## Given exercise A:
List the headings that appear in the reader comments.

## Selected excerpt:
*****

Schoolboy snafus never die
I don't think a month goes by when I don't get an email listing all recipients from an organisation that should know better. Beyond a doubt the worst must be the University of Sydney which runs so many of its public talks through distribution from various administrative officers' email addresses as a more-or-less ad hoc affair. There's no point trying to educate one of them, as temp staff often step in and repeat the same mistake the following month/talk.
£50 Domino's Pizza voucher
Value of said pizzas in ingredients and staff time preparing them: probably about £5.
Also, what a clever way to encourage your most-complaining customers to die sooner of clogged arteries and stop being a customer support burden...
Britain's first new High Street bank in over 100 years
Four branches near London is not my idea of a High Street bank.
Anyway...
The Cooperative bank is the first new high street bank in 100 years, and they actually have branches - get this - in the high street of many towns...
Probably not true
Somehow they got this phrase out in their launch marketing, and the media have propagated it since. I agree that four branches in London doesn't make a bank, and I strongly doubt the claim it's the first for 100 years. But memes will spread. I've not spent the time to try to find counter-evidence. The Co-op Bank traces its corporate history back to 1872 (http://bit.ly/kxCVuy) so probably doesn't count.
Bank slaps forehead, can customers slap them in the face?
"Rest assured there is no need for any concern as no other information was sent."
What could possibly be wrong with lots of people you don't know being given your email address without your consent? Exactly, nothing, so there's absolutely no concern whatsoever. Case closed.
I'll still bank with them
I'm a customer and didn't receive the email. Doesn't particularly bother me - have seen it from numerous other companies which usually don't make the same mistake again.

*****

## Provided records:
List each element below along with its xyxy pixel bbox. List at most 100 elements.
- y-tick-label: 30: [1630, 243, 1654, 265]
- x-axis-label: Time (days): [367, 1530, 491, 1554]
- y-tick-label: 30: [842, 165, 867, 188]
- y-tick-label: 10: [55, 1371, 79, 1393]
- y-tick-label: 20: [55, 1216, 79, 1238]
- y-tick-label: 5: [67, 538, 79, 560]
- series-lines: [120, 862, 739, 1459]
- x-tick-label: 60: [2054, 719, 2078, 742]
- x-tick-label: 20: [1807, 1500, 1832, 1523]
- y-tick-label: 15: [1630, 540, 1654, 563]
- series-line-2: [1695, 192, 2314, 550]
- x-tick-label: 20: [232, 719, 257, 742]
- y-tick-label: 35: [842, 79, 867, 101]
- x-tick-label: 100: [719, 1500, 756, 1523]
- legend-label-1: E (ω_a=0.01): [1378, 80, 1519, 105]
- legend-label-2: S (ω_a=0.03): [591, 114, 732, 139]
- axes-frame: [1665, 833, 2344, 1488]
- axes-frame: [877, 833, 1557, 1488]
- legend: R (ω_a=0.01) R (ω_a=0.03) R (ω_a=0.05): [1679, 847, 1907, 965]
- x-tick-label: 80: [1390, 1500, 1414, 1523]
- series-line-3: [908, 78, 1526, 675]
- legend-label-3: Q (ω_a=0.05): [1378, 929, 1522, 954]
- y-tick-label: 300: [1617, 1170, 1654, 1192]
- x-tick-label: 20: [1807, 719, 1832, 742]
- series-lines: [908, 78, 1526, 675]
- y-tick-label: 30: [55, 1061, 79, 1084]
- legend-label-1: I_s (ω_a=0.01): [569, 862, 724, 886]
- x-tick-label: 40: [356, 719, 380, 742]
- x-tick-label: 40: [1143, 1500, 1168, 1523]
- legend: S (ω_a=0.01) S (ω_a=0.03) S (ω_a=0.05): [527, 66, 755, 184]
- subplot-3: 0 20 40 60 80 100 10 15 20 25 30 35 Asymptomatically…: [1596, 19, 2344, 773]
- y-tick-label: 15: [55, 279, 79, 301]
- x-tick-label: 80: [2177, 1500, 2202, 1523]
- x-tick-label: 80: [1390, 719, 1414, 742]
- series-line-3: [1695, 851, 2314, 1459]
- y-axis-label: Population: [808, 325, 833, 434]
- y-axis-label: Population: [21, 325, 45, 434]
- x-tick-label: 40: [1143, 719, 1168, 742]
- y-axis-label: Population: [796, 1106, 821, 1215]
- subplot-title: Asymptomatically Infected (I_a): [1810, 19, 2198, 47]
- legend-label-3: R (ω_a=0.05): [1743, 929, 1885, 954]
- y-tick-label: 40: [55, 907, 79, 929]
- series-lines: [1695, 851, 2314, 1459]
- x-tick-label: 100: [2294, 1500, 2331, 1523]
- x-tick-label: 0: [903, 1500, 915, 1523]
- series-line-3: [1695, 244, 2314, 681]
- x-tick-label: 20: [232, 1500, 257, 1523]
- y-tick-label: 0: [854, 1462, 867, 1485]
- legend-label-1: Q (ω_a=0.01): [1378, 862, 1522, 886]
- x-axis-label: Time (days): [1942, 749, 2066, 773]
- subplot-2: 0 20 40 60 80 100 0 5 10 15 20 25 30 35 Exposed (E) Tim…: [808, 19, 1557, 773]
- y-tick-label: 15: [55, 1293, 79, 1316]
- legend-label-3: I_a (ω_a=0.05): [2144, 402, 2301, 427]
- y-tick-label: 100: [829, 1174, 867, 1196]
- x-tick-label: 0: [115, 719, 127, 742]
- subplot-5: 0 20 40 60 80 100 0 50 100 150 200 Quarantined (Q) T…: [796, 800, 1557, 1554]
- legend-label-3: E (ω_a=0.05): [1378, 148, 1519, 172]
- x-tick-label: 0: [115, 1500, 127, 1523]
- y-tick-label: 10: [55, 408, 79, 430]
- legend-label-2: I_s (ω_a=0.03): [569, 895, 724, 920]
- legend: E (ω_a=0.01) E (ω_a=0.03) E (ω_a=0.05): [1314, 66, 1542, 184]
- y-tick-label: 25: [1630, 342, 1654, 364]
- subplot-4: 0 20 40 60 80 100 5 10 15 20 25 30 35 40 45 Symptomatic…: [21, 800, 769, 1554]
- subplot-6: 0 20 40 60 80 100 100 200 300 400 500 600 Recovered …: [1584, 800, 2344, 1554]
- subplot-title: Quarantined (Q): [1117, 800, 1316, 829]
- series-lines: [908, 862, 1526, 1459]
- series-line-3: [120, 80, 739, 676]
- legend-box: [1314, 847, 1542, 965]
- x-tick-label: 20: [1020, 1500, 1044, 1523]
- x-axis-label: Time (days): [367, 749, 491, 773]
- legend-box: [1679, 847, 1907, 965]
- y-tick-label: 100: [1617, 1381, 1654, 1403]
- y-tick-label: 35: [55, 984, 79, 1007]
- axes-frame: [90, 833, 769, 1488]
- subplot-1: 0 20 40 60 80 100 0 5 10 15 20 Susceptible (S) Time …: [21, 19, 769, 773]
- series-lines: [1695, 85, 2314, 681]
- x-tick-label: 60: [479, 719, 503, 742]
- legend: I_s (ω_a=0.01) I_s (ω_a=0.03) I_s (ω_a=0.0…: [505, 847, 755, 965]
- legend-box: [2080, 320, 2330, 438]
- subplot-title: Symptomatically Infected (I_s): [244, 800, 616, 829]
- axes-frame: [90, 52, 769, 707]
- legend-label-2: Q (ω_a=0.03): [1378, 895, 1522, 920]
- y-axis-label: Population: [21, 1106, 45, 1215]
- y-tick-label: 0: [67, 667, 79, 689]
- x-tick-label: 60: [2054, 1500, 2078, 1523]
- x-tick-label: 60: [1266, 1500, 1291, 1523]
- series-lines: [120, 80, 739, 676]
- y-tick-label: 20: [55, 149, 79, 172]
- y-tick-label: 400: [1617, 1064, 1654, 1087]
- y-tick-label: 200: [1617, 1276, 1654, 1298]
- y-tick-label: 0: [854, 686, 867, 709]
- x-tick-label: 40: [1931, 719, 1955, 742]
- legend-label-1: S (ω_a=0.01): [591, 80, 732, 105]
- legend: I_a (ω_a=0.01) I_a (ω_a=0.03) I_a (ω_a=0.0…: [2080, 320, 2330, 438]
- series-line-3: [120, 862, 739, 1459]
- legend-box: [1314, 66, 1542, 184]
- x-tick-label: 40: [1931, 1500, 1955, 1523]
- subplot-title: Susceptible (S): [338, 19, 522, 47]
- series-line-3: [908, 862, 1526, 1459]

*****

## Given exercise B:
Rewrite the stretch of rows from the start of the rows through the line containing "- legend-label-3: R", replacing "x-tick-label" with "x-axis-tick" and leaving everything else unchanged.

## Task output A:
- Schoolboy snafus never die
- £50 Domino's Pizza voucher
- Britain's first new High Street bank in over 100 years
- Probably not true
- Bank slaps forehead, can customers slap them in the face?
- I'll still bank with them

## Task output B:
List each element below along with its xyxy pixel bbox. List at most 100 elements.
- y-tick-label: 30: [1630, 243, 1654, 265]
- x-axis-label: Time (days): [367, 1530, 491, 1554]
- y-tick-label: 30: [842, 165, 867, 188]
- y-tick-label: 10: [55, 1371, 79, 1393]
- y-tick-label: 20: [55, 1216, 79, 1238]
- y-tick-label: 5: [67, 538, 79, 560]
- series-lines: [120, 862, 739, 1459]
- x-axis-tick: 60: [2054, 719, 2078, 742]
- x-axis-tick: 20: [1807, 1500, 1832, 1523]
- y-tick-label: 15: [1630, 540, 1654, 563]
- series-line-2: [1695, 192, 2314, 550]
- x-axis-tick: 20: [232, 719, 257, 742]
- y-tick-label: 35: [842, 79, 867, 101]
- x-axis-tick: 100: [719, 1500, 756, 1523]
- legend-label-1: E (ω_a=0.01): [1378, 80, 1519, 105]
- legend-label-2: S (ω_a=0.03): [591, 114, 732, 139]
- axes-frame: [1665, 833, 2344, 1488]
- axes-frame: [877, 833, 1557, 1488]
- legend: R (ω_a=0.01) R (ω_a=0.03) R (ω_a=0.05): [1679, 847, 1907, 965]
- x-axis-tick: 80: [1390, 1500, 1414, 1523]
- series-line-3: [908, 78, 1526, 675]
- legend-label-3: Q (ω_a=0.05): [1378, 929, 1522, 954]
- y-tick-label: 300: [1617, 1170, 1654, 1192]
- x-axis-tick: 20: [1807, 719, 1832, 742]
- series-lines: [908, 78, 1526, 675]
- y-tick-label: 30: [55, 1061, 79, 1084]
- legend-label-1: I_s (ω_a=0.01): [569, 862, 724, 886]
- x-axis-tick: 40: [356, 719, 380, 742]
- x-axis-tick: 40: [1143, 1500, 1168, 1523]
- legend: S (ω_a=0.01) S (ω_a=0.03) S (ω_a=0.05): [527, 66, 755, 184]
- subplot-3: 0 20 40 60 80 100 10 15 20 25 30 35 Asymptomatically…: [1596, 19, 2344, 773]
- y-tick-label: 15: [55, 279, 79, 301]
- x-axis-tick: 80: [2177, 1500, 2202, 1523]
- x-axis-tick: 80: [1390, 719, 1414, 742]
- series-line-3: [1695, 851, 2314, 1459]
- y-axis-label: Population: [808, 325, 833, 434]
- y-axis-label: Population: [21, 325, 45, 434]
- x-axis-tick: 40: [1143, 719, 1168, 742]
- y-axis-label: Population: [796, 1106, 821, 1215]
- subplot-title: Asymptomatically Infected (I_a): [1810, 19, 2198, 47]
- legend-label-3: R (ω_a=0.05): [1743, 929, 1885, 954]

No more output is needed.